### WORK TO DO
Reply with one number: the count of lines in the records below that hold "name".

### THE INPUT

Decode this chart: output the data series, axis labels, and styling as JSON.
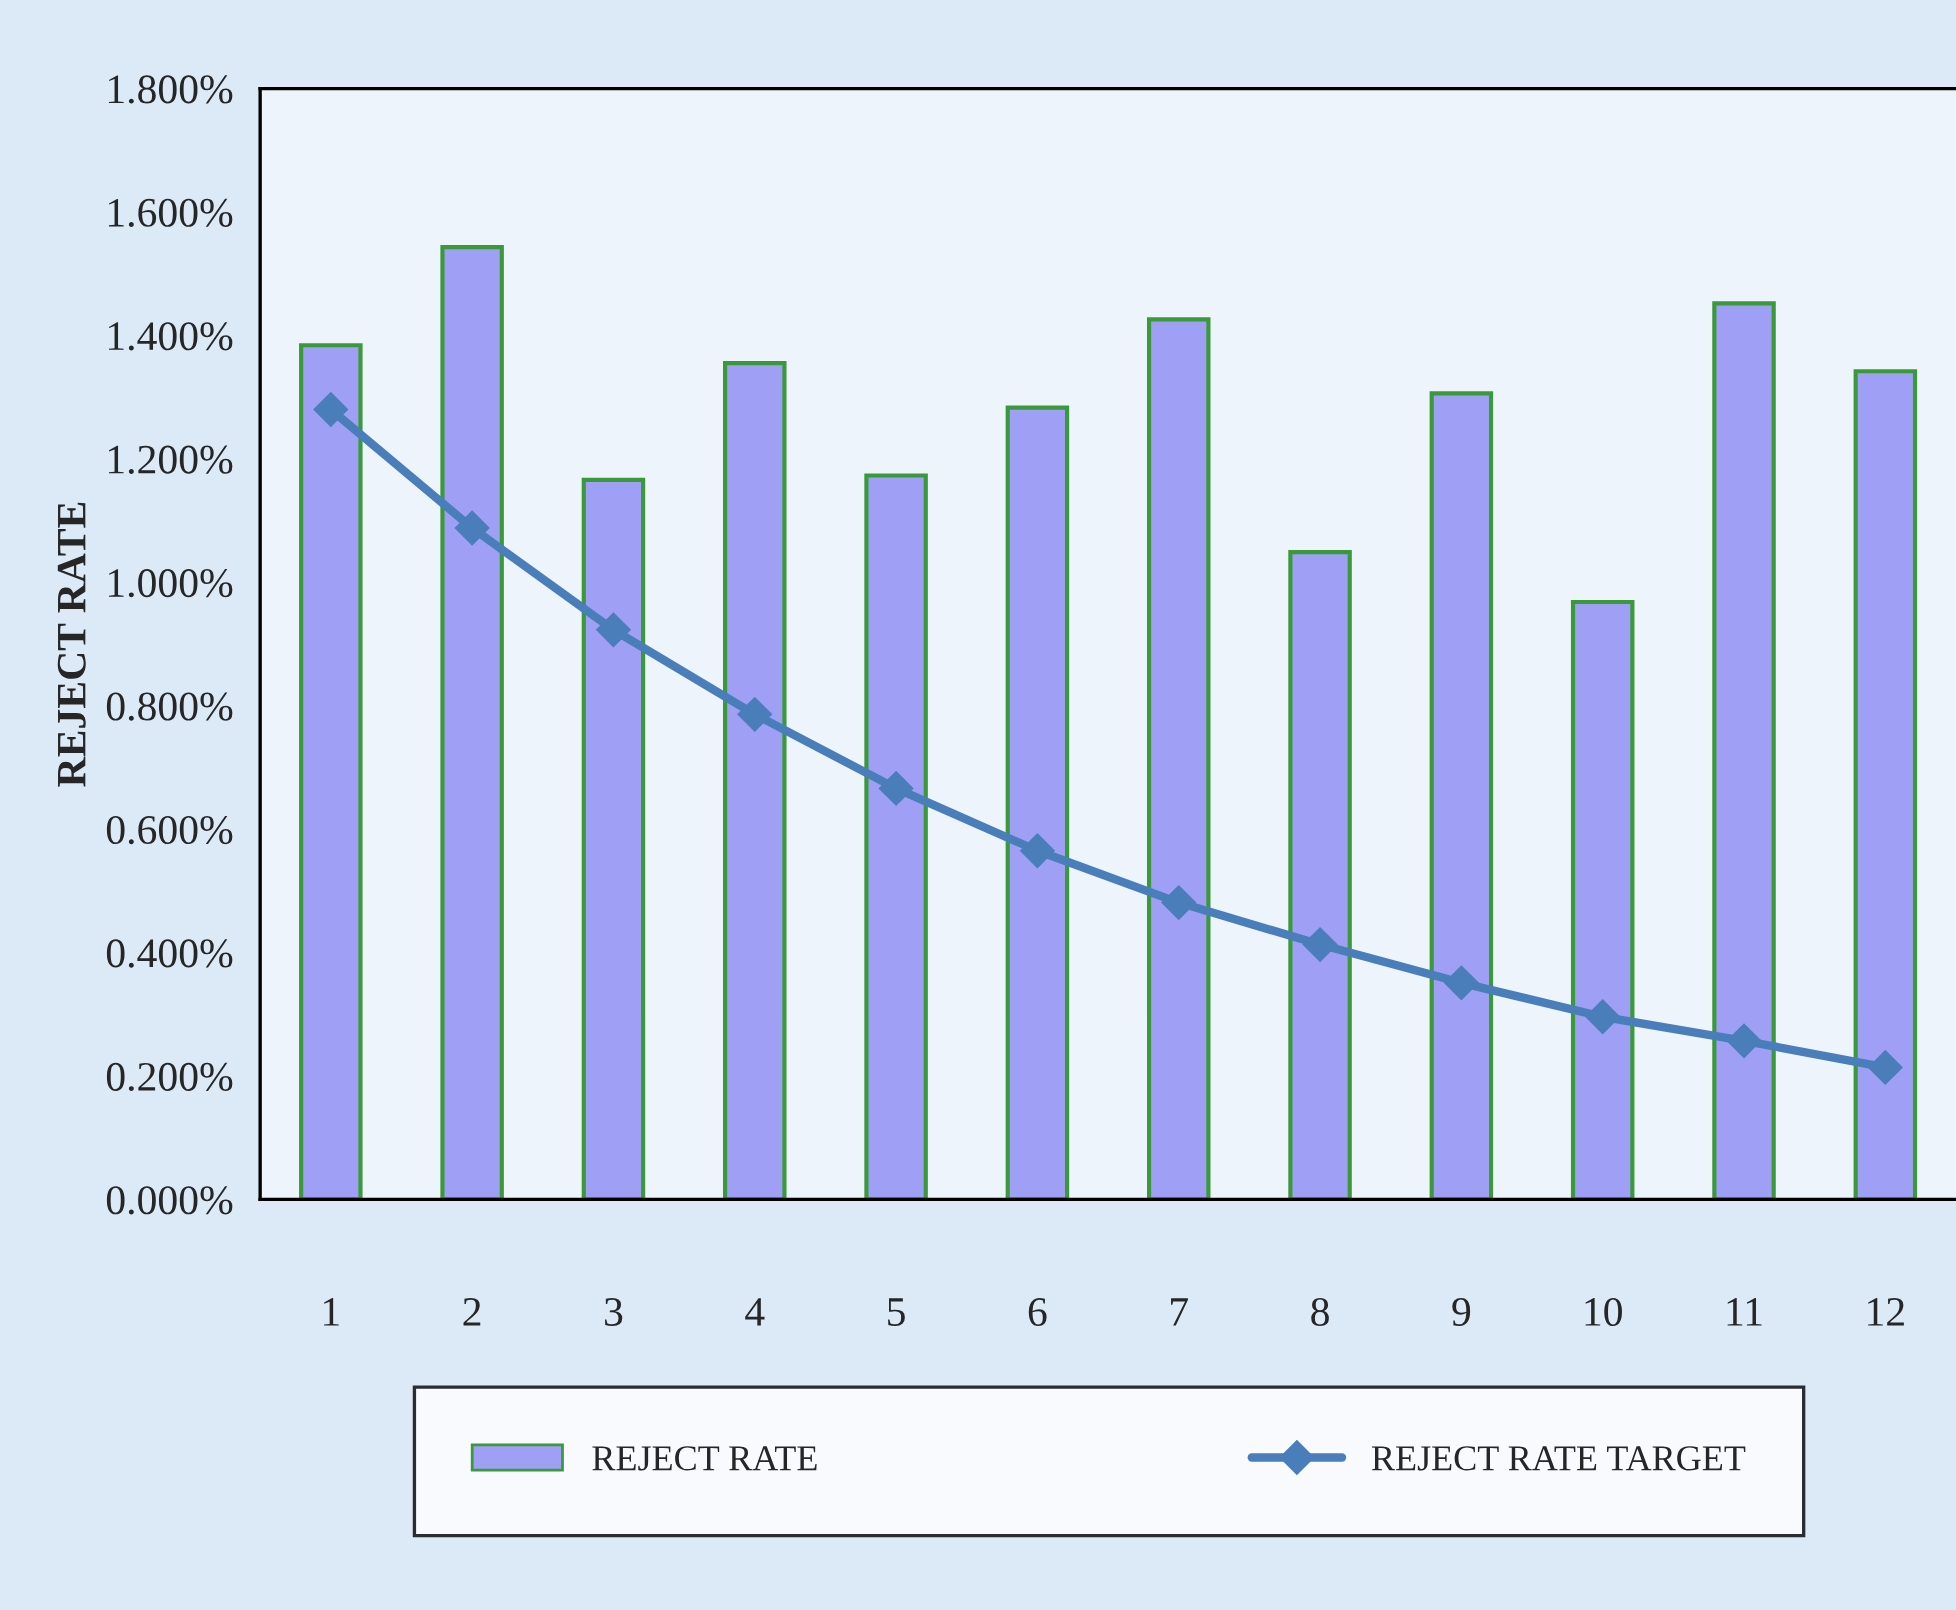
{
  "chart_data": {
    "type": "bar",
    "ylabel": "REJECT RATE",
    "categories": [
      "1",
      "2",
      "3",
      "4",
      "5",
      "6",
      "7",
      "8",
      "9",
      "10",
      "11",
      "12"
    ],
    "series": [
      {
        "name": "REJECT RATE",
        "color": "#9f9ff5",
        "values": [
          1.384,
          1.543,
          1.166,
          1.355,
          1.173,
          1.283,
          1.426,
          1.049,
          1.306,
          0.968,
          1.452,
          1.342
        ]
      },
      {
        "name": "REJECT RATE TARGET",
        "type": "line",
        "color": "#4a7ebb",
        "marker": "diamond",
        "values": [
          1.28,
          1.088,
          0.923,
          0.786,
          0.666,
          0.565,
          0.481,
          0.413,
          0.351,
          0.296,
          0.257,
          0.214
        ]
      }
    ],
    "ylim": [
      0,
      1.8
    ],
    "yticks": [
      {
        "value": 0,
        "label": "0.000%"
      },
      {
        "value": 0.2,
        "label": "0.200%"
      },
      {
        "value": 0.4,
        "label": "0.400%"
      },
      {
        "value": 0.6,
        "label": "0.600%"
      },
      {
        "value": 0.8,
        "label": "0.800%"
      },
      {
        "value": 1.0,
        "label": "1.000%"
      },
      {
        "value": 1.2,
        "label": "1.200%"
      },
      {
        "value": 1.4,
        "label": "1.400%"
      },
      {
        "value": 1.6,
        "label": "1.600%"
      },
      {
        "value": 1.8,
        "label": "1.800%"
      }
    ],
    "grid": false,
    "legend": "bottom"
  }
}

### ANSWER BELOW
2